# Problem details
Only lines holding the string "data" are wanted; copy each one from the material.
[start of Records for this task]
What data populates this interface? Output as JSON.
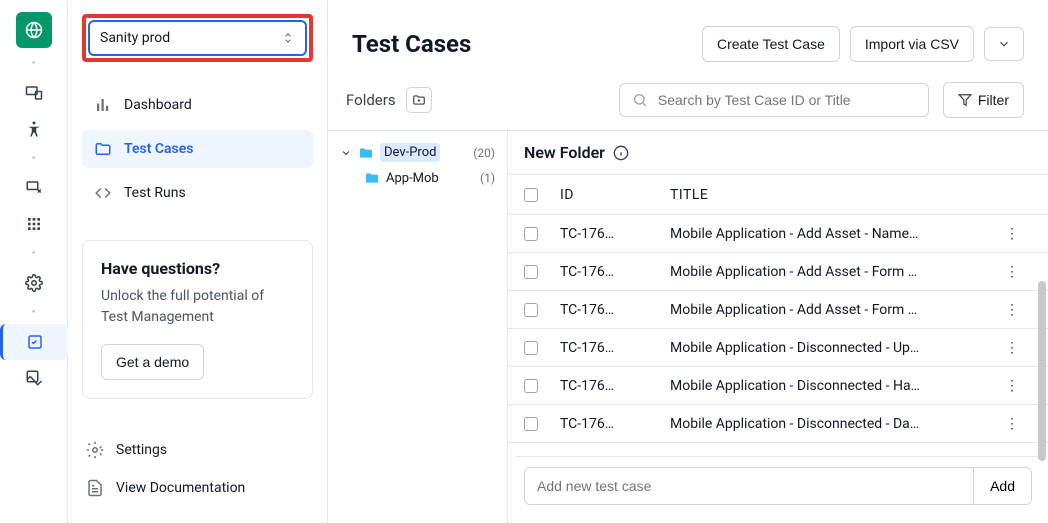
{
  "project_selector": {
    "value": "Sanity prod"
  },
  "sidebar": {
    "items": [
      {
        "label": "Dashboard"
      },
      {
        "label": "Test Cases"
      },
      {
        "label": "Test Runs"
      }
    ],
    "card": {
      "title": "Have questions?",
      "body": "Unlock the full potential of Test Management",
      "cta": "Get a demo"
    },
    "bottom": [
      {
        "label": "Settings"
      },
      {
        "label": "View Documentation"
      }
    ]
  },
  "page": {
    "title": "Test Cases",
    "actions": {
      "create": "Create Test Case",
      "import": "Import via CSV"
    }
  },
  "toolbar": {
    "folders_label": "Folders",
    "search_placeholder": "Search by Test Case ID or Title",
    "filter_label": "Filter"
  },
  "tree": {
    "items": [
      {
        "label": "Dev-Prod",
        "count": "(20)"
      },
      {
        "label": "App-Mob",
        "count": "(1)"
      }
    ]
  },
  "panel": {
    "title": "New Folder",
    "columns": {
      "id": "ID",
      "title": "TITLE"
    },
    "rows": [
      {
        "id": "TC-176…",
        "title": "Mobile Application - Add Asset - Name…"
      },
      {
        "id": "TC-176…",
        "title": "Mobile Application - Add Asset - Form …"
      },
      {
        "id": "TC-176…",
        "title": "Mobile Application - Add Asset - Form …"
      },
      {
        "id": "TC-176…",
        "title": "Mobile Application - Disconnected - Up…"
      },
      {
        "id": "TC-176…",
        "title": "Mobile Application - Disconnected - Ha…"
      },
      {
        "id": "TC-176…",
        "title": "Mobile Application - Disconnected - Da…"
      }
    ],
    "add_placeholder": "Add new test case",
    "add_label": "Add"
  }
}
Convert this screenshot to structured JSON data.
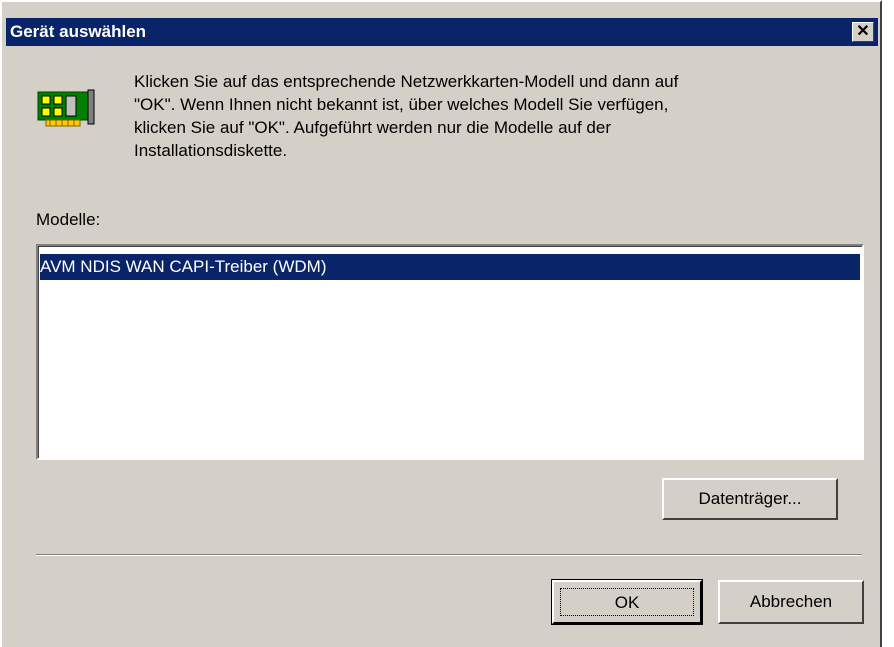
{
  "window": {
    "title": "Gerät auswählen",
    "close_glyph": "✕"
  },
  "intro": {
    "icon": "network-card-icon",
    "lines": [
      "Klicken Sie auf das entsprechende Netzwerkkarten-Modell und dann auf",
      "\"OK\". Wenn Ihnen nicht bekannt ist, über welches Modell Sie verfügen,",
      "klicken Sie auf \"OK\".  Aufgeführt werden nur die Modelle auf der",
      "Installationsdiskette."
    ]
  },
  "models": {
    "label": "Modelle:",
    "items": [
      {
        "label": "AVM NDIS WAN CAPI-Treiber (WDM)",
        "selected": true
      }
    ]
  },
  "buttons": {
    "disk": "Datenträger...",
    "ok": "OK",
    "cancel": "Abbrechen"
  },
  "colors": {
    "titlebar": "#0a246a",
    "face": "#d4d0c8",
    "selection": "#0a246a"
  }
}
[end of Records for this task]
# The response
What data populates this interface? Output as JSON.
Convert this screenshot to structured JSON data.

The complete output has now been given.